TASK TO COMPLETE:
Check each line for the string "four", then give only how many lines have it.

Saved entries:
#####

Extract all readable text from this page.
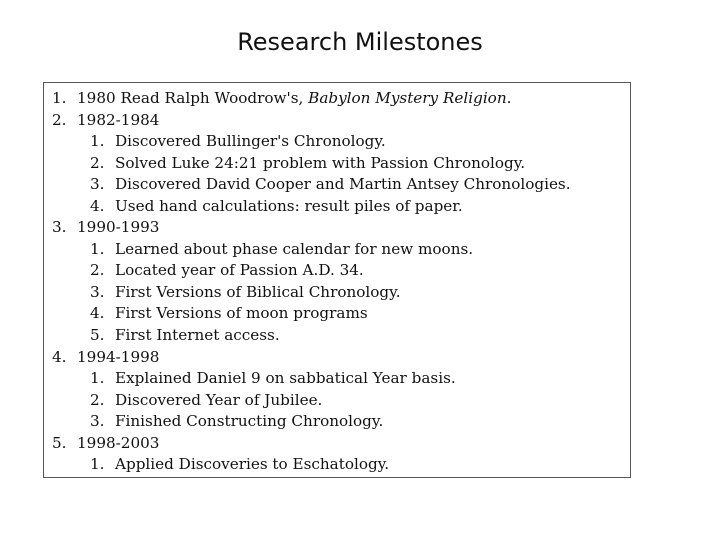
Research Milestones
1. 1980 Read Ralph Woodrow's, Babylon Mystery Religion.
2. 1982-1984
1. Discovered Bullinger's Chronology.
2. Solved Luke 24:21 problem with Passion Chronology.
3. Discovered David Cooper and Martin Antsey Chronologies.
4. Used hand calculations: result piles of paper.
3. 1990-1993
1. Learned about phase calendar for new moons.
2. Located year of Passion A.D. 34.
3. First Versions of Biblical Chronology.
4. First Versions of moon programs
5. First Internet access.
4. 1994-1998
1. Explained Daniel 9 on sabbatical Year basis.
2. Discovered Year of Jubilee.
3. Finished Constructing Chronology.
5. 1998-2003
1. Applied Discoveries to Eschatology.
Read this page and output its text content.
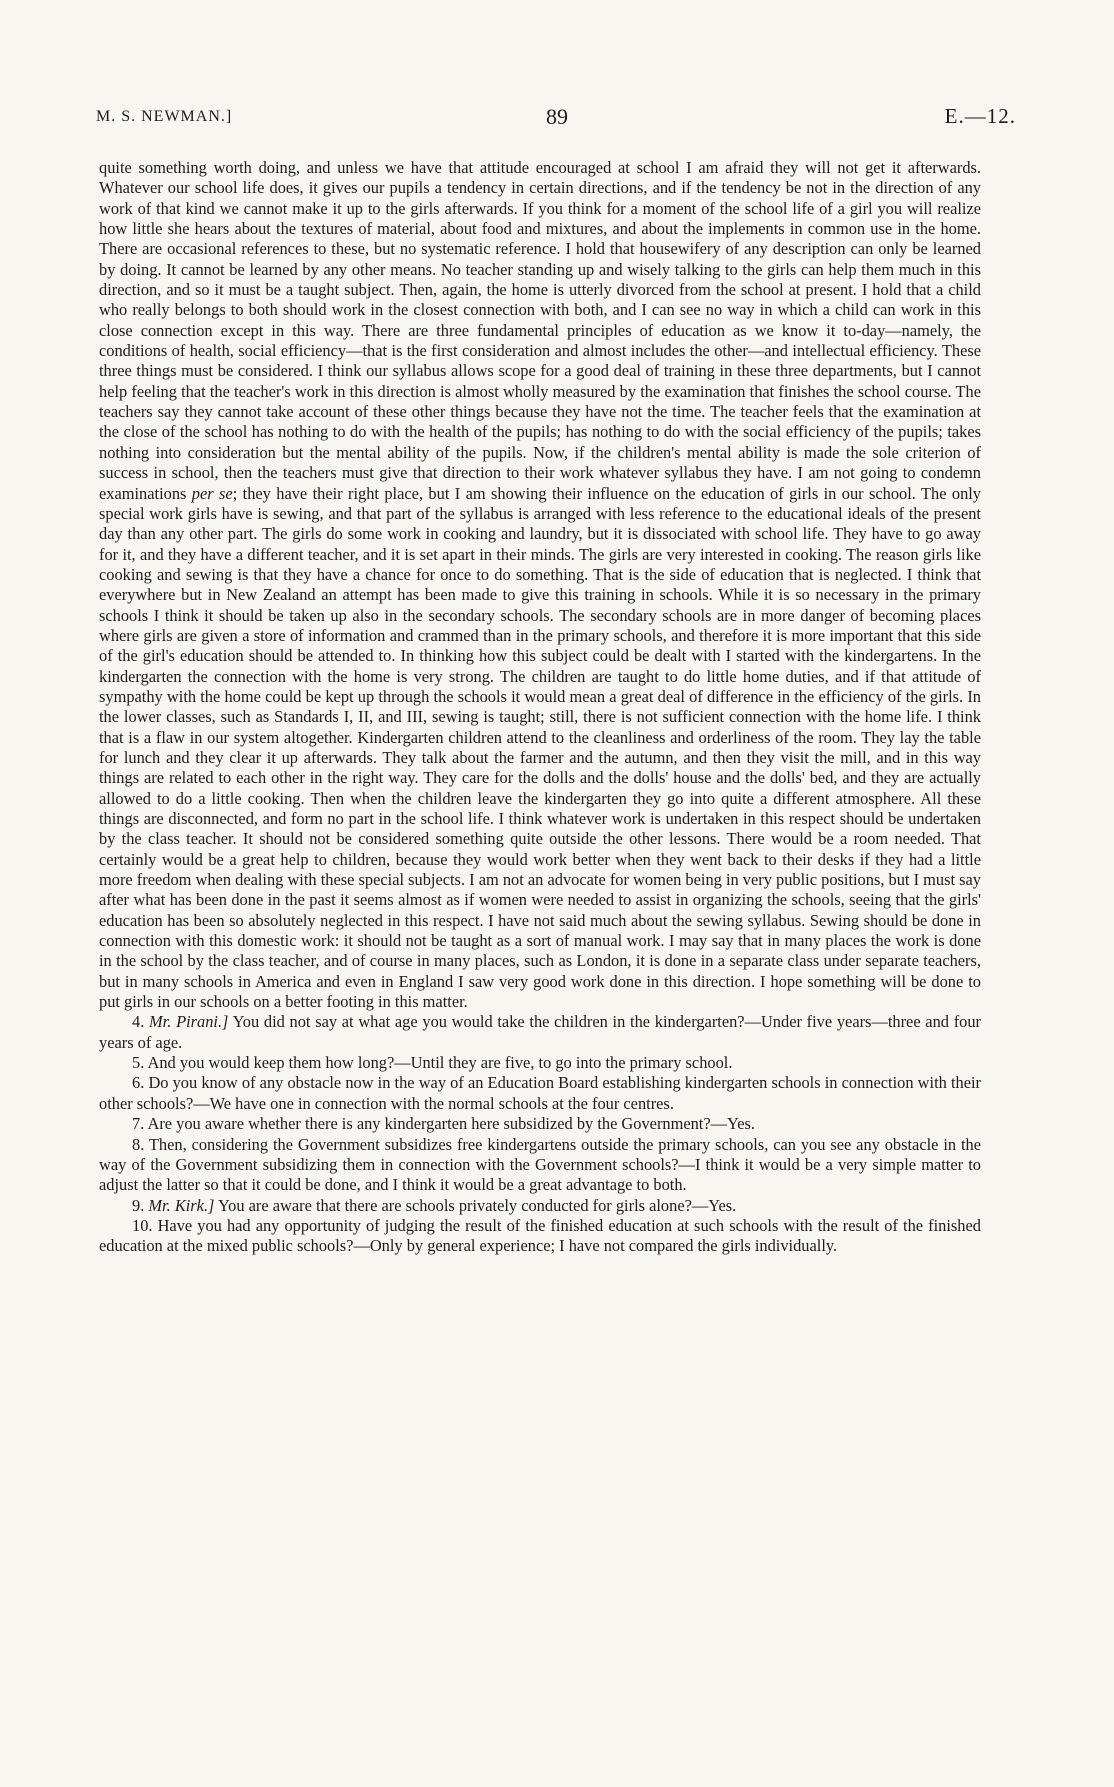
M. S. NEWMAN.]	89	E.—12.

quite something worth doing, and unless we have that attitude encouraged at school I am afraid they will not get it afterwards. Whatever our school life does, it gives our pupils a tendency in certain directions, and if the tendency be not in the direction of any work of that kind we cannot make it up to the girls afterwards. If you think for a moment of the school life of a girl you will realize how little she hears about the textures of material, about food and mixtures, and about the implements in common use in the home. There are occasional references to these, but no systematic reference. I hold that housewifery of any description can only be learned by doing. It cannot be learned by any other means. No teacher standing up and wisely talking to the girls can help them much in this direction, and so it must be a taught subject. Then, again, the home is utterly divorced from the school at present. I hold that a child who really belongs to both should work in the closest connection with both, and I can see no way in which a child can work in this close connection except in this way. There are three fundamental principles of education as we know it to-day—namely, the conditions of health, social efficiency—that is the first consideration and almost includes the other—and intellectual efficiency. These three things must be considered. I think our syllabus allows scope for a good deal of training in these three departments, but I cannot help feeling that the teacher's work in this direction is almost wholly measured by the examination that finishes the school course. The teachers say they cannot take account of these other things because they have not the time. The teacher feels that the examination at the close of the school has nothing to do with the health of the pupils; has nothing to do with the social efficiency of the pupils; takes nothing into consideration but the mental ability of the pupils. Now, if the children's mental ability is made the sole criterion of success in school, then the teachers must give that direction to their work whatever syllabus they have. I am not going to condemn examinations per se; they have their right place, but I am showing their influence on the education of girls in our school. The only special work girls have is sewing, and that part of the syllabus is arranged with less reference to the educational ideals of the present day than any other part. The girls do some work in cooking and laundry, but it is dissociated with school life. They have to go away for it, and they have a different teacher, and it is set apart in their minds. The girls are very interested in cooking. The reason girls like cooking and sewing is that they have a chance for once to do something. That is the side of education that is neglected. I think that everywhere but in New Zealand an attempt has been made to give this training in schools. While it is so necessary in the primary schools I think it should be taken up also in the secondary schools. The secondary schools are in more danger of becoming places where girls are given a store of information and crammed than in the primary schools, and therefore it is more important that this side of the girl's education should be attended to. In thinking how this subject could be dealt with I started with the kindergartens. In the kindergarten the connection with the home is very strong. The children are taught to do little home duties, and if that attitude of sympathy with the home could be kept up through the schools it would mean a great deal of difference in the efficiency of the girls. In the lower classes, such as Standards I, II, and III, sewing is taught; still, there is not sufficient connection with the home life. I think that is a flaw in our system altogether. Kindergarten children attend to the cleanliness and orderliness of the room. They lay the table for lunch and they clear it up afterwards. They talk about the farmer and the autumn, and then they visit the mill, and in this way things are related to each other in the right way. They care for the dolls and the dolls' house and the dolls' bed, and they are actually allowed to do a little cooking. Then when the children leave the kindergarten they go into quite a different atmosphere. All these things are disconnected, and form no part in the school life. I think whatever work is undertaken in this respect should be undertaken by the class teacher. It should not be considered something quite outside the other lessons. There would be a room needed. That certainly would be a great help to children, because they would work better when they went back to their desks if they had a little more freedom when dealing with these special subjects. I am not an advocate for women being in very public positions, but I must say after what has been done in the past it seems almost as if women were needed to assist in organizing the schools, seeing that the girls' education has been so absolutely neglected in this respect. I have not said much about the sewing syllabus. Sewing should be done in connection with this domestic work: it should not be taught as a sort of manual work. I may say that in many places the work is done in the school by the class teacher, and of course in many places, such as London, it is done in a separate class under separate teachers, but in many schools in America and even in England I saw very good work done in this direction. I hope something will be done to put girls in our schools on a better footing in this matter.

4. Mr. Pirani.] You did not say at what age you would take the children in the kindergarten?—Under five years—three and four years of age.

5. And you would keep them how long?—Until they are five, to go into the primary school.

6. Do you know of any obstacle now in the way of an Education Board establishing kindergarten schools in connection with their other schools?—We have one in connection with the normal schools at the four centres.

7. Are you aware whether there is any kindergarten here subsidized by the Government?—Yes.

8. Then, considering the Government subsidizes free kindergartens outside the primary schools, can you see any obstacle in the way of the Government subsidizing them in connection with the Government schools?—I think it would be a very simple matter to adjust the latter so that it could be done, and I think it would be a great advantage to both.

9. Mr. Kirk.] You are aware that there are schools privately conducted for girls alone?—Yes.

10. Have you had any opportunity of judging the result of the finished education at such schools with the result of the finished education at the mixed public schools?—Only by general experience; I have not compared the girls individually.
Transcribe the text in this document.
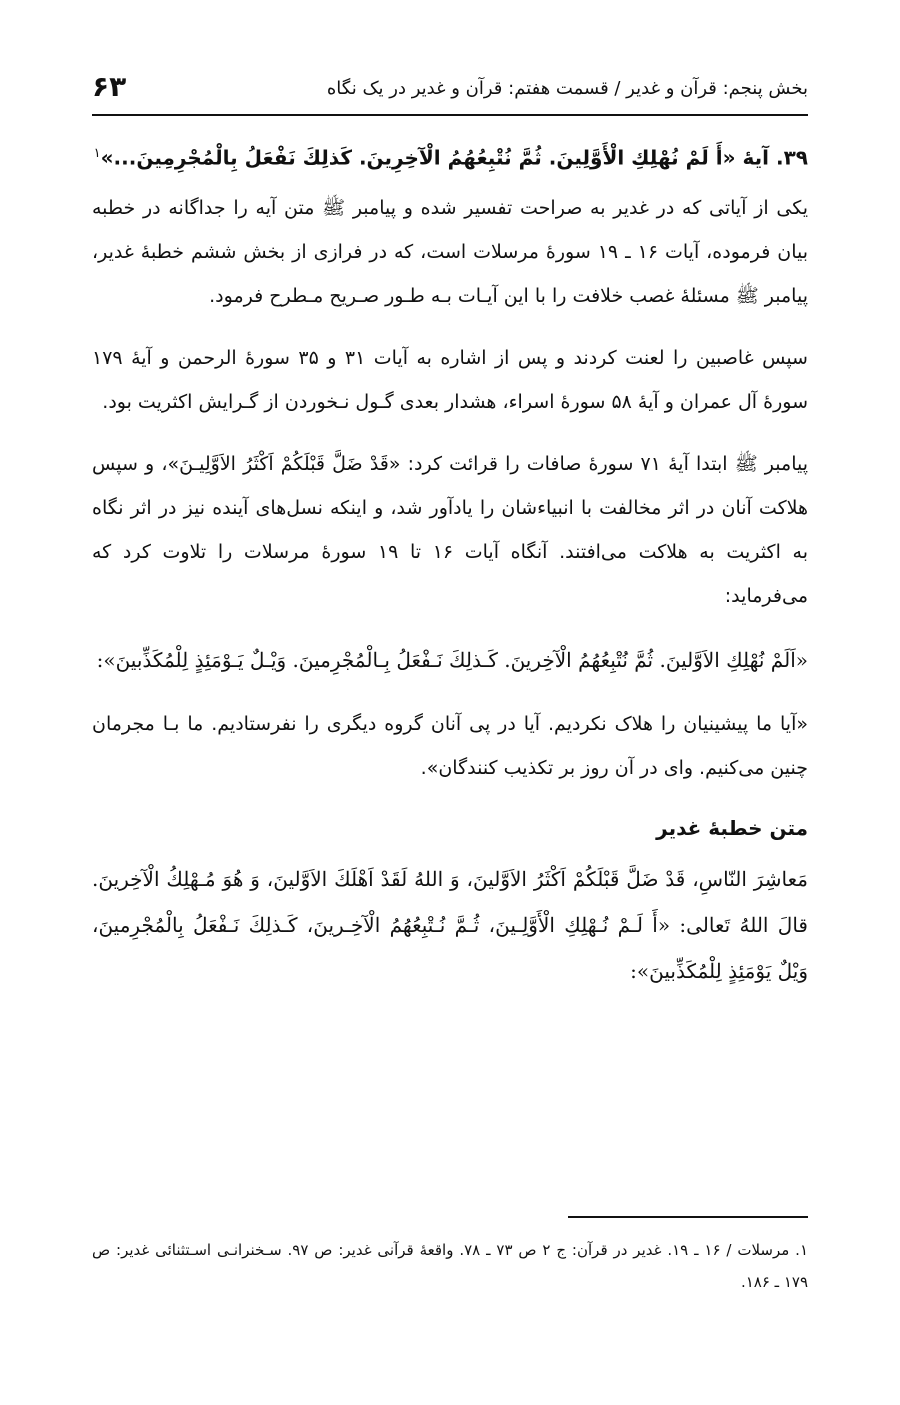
بخش پنجم: قرآن و غدیر / قسمت هفتم: قرآن و غدیر در یک نگاه
۶۳
۳۹. آیهٔ «أَ لَمْ نُهْلِكِ الْأَوَّلِينَ. ثُمَّ نُتْبِعُهُمُ الْآخِرِينَ. كَذلِكَ نَفْعَلُ بِالْمُجْرِمِينَ...»$^۱$

یکی از آیاتی که در غدیر به صراحت تفسیر شده و پیامبر ﷺ متن آیه را جداگانه در خطبه بیان فرموده، آیات ۱۶ ـ ۱۹ سورهٔ مرسلات است، که در فرازی از بخش ششم خطبهٔ غدیر، پیامبر ﷺ مسئلهٔ غصب خلافت را با این آیـات بـه طـور صـریح مـطرح فرمود.

سپس غاصبین را لعنت کردند و پس از اشاره به آیات ۳۱ و ۳۵ سورهٔ الرحمن و آیهٔ ۱۷۹ سورهٔ آل عمران و آیهٔ ۵۸ سورهٔ اسراء، هشدار بعدی گـول نـخوردن از گـرایش اکثریت بود.

پیامبر ﷺ ابتدا آیهٔ ۷۱ سورهٔ صافات را قرائت کرد: «قَدْ ضَلَّ قَبْلَكُمْ اَكْثَرُ الاَوَّلِيـنَ»، و سپس هلاکت آنان در اثر مخالفت با انبیاءشان را یادآور شد، و اینکه نسل‌های آینده نیز در اثر نگاه به اکثریت به هلاکت می‌افتند. آنگاه آیات ۱۶ تا ۱۹ سورهٔ مرسلات را تلاوت کرد که می‌فرماید:

«اَلَمْ نُهْلِكِ الاَوَّلينَ. ثُمَّ نُتْبِعُهُمُ الْآخِرينَ. كَـذلِكَ نَـفْعَلُ بِـالْمُجْرِمينَ. وَيْـلٌ يَـوْمَئِذٍ لِلْمُكَذِّبينَ»:

«آیا ما پیشینیان را هلاک نکردیم. آیا در پی آنان گروه دیگری را نفرستادیم. ما بـا مجرمان چنین می‌کنیم. وای در آن روز بر تکذیب کنندگان».

متن خطبهٔ غدیر

مَعاشِرَ النّاسِ، قَدْ ضَلَّ قَبْلَكُمْ اَكْثَرُ الاَوَّلينَ، وَ اللهُ لَقَدْ اَهْلَكَ الاَوَّلينَ، وَ هُوَ مُـهْلِكُ الْآخِرينَ. قالَ اللهُ تَعالى: «أَ لَـمْ نُـهْلِكِ الْأَوَّلِـينَ، ثُـمَّ نُـتْبِعُهُمُ الْآخِـرينَ، كَـذلِكَ نَـفْعَلُ بِالْمُجْرِمينَ، وَيْلٌ يَوْمَئِذٍ لِلْمُكَذِّبينَ»:

۱. مرسلات / ۱۶ ـ ۱۹. غدیر در قرآن: ج ۲ ص ۷۳ ـ ۷۸. واقعهٔ قرآنی غدیر: ص ۹۷. سـخنرانـی اسـتثنائی غدیر: ص ۱۷۹ ـ ۱۸۶.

#####

FINAL RESULT:
2